> [Layout coordinate data]
★ ★ ★ ★ ★ ★ ★
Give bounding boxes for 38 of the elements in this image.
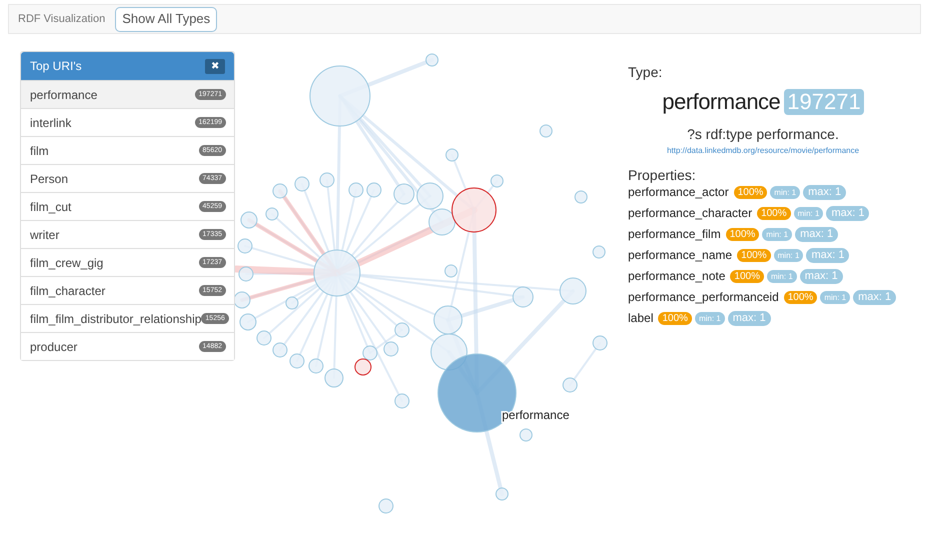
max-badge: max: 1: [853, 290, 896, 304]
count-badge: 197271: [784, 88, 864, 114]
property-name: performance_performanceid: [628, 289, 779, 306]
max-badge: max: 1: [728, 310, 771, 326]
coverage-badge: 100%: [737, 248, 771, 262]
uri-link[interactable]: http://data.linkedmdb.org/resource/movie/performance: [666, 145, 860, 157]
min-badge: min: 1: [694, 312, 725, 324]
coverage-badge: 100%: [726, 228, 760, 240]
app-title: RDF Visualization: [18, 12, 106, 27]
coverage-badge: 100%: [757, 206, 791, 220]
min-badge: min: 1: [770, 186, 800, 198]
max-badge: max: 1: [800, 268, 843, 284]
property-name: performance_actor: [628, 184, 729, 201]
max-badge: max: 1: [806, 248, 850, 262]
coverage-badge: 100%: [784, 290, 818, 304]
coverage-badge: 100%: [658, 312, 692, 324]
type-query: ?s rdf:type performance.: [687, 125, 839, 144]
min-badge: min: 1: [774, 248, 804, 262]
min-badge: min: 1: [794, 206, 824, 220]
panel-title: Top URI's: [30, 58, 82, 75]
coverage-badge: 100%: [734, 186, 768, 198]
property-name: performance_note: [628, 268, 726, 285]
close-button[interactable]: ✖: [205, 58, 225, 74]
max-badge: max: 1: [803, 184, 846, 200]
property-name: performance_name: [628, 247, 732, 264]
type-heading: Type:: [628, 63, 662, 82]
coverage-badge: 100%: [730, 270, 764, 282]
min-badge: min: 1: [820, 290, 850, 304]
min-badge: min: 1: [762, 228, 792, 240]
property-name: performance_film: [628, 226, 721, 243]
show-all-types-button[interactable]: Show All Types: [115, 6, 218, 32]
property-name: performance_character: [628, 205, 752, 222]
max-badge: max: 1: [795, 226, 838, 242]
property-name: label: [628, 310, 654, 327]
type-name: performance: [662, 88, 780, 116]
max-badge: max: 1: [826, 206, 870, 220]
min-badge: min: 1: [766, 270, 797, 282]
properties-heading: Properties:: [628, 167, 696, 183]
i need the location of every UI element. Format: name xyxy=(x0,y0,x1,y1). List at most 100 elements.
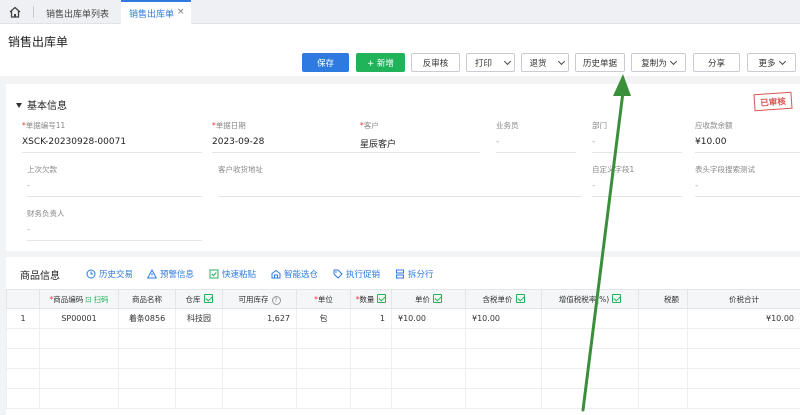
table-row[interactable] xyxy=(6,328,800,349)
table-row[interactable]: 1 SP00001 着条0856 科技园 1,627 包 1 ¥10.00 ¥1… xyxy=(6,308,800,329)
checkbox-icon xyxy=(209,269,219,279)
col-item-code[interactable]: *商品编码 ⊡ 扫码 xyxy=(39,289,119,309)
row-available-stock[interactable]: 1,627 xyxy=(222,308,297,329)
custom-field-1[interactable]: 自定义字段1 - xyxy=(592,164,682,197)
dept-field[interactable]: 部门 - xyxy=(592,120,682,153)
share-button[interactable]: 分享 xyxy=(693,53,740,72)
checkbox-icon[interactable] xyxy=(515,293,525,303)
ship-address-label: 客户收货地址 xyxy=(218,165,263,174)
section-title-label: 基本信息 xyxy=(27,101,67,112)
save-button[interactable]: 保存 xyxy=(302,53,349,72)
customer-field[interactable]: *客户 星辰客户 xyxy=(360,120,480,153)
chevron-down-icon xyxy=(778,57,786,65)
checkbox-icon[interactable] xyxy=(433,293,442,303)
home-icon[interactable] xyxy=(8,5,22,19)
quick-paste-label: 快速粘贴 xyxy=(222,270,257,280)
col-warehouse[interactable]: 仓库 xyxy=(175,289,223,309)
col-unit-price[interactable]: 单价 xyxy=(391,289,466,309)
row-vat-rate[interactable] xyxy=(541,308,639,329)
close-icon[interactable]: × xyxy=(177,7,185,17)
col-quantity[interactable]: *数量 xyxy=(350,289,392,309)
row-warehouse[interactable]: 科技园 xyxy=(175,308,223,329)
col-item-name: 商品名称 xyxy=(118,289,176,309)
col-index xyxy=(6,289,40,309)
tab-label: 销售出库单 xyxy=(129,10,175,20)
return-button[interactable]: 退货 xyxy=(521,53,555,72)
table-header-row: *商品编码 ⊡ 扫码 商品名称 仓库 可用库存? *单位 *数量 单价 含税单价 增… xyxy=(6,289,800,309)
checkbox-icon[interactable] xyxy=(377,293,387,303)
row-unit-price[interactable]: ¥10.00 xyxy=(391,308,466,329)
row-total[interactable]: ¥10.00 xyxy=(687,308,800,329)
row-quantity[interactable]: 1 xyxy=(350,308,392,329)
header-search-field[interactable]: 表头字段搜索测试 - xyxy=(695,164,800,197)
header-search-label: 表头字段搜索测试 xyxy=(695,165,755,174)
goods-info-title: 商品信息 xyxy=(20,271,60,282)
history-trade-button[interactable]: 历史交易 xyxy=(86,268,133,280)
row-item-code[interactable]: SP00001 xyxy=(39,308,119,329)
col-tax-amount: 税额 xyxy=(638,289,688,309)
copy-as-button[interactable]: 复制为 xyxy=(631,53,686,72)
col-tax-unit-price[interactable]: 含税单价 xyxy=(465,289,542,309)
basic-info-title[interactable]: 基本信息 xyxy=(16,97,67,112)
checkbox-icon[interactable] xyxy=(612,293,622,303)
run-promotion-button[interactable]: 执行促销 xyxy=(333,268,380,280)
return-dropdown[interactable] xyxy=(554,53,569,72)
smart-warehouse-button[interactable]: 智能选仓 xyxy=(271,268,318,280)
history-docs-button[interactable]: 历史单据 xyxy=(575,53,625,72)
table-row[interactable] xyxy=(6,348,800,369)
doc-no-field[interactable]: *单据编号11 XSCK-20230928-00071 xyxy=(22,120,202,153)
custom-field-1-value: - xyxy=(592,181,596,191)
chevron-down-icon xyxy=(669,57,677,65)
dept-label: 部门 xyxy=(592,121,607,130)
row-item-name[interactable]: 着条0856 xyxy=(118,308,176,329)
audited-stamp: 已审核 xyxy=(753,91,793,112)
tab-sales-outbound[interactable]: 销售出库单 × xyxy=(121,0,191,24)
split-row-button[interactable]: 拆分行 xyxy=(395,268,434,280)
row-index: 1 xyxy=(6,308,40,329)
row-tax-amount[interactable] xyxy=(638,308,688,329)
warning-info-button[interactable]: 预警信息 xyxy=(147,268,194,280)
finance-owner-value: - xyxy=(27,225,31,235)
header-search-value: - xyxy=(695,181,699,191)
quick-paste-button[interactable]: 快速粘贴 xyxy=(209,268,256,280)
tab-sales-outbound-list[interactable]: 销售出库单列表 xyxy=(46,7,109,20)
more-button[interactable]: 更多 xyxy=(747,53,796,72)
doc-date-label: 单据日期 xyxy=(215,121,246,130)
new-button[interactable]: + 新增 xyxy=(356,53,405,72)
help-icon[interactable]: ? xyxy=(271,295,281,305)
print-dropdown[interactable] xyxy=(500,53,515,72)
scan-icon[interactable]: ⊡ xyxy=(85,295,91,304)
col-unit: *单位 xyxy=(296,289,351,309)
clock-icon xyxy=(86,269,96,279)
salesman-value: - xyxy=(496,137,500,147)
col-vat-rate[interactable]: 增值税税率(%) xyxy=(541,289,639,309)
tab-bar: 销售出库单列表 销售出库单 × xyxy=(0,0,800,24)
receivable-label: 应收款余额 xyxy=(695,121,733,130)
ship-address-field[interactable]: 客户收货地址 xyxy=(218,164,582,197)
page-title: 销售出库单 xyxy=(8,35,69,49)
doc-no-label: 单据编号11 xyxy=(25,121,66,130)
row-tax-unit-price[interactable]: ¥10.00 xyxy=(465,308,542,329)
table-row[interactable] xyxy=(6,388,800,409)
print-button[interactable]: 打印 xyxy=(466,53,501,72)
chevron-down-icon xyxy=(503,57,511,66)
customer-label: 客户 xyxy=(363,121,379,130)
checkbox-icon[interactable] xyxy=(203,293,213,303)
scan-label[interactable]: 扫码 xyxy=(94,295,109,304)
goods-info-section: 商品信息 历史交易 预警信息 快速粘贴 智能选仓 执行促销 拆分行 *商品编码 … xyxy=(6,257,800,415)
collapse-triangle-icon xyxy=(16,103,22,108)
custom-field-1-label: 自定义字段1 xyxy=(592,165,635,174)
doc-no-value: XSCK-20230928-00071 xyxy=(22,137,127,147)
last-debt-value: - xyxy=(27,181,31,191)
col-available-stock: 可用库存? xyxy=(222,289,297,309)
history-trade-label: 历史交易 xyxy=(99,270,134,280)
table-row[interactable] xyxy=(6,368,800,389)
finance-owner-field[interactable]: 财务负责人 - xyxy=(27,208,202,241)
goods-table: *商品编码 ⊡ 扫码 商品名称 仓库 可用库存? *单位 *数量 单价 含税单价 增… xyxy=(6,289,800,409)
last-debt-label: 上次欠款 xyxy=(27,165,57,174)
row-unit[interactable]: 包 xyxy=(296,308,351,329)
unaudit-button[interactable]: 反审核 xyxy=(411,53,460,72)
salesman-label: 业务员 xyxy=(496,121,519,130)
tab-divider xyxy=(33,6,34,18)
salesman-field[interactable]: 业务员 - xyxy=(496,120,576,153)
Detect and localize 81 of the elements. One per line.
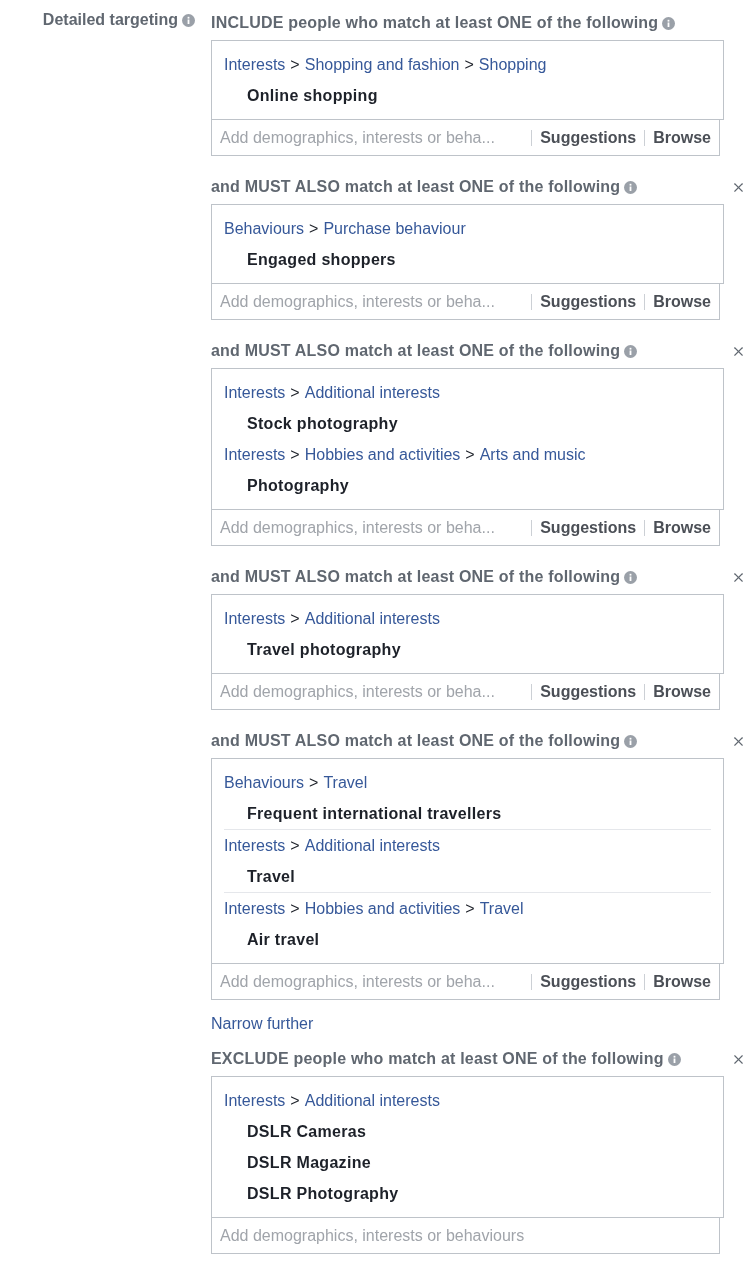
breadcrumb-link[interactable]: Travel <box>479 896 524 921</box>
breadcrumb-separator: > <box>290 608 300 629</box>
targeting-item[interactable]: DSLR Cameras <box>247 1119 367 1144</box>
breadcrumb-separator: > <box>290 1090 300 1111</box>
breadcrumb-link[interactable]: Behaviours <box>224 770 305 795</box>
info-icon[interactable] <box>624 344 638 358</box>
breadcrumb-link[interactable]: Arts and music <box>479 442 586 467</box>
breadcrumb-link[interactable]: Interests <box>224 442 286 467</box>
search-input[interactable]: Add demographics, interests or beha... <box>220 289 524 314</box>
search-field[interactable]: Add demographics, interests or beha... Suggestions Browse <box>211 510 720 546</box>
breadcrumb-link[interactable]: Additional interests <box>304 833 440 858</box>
★ ★ ★ ★ ★ ★ ★
Turn the lines of the data from the one containing "table-row[interactable] xyxy=(6,328,800,349)" through the one containing "dept-field[interactable]: 部门 - xyxy=(592,120,682,153)", inclusive, into a numbered list, leaving out any blank lines.

1. table-row[interactable] xyxy=(6,328,800,349)
2. table-row[interactable]: 1 SP00001 着条0856 科技园 1,627 包 1 ¥10.00 ¥1… xyxy=(6,308,800,329)
3. checkbox-icon xyxy=(209,269,219,279)
4. col-item-code[interactable]: *商品编码 ⊡ 扫码 xyxy=(39,289,119,309)
5. row-available-stock[interactable]: 1,627 xyxy=(222,308,297,329)
6. custom-field-1[interactable]: 自定义字段1 - xyxy=(592,164,682,197)
7. dept-field[interactable]: 部门 - xyxy=(592,120,682,153)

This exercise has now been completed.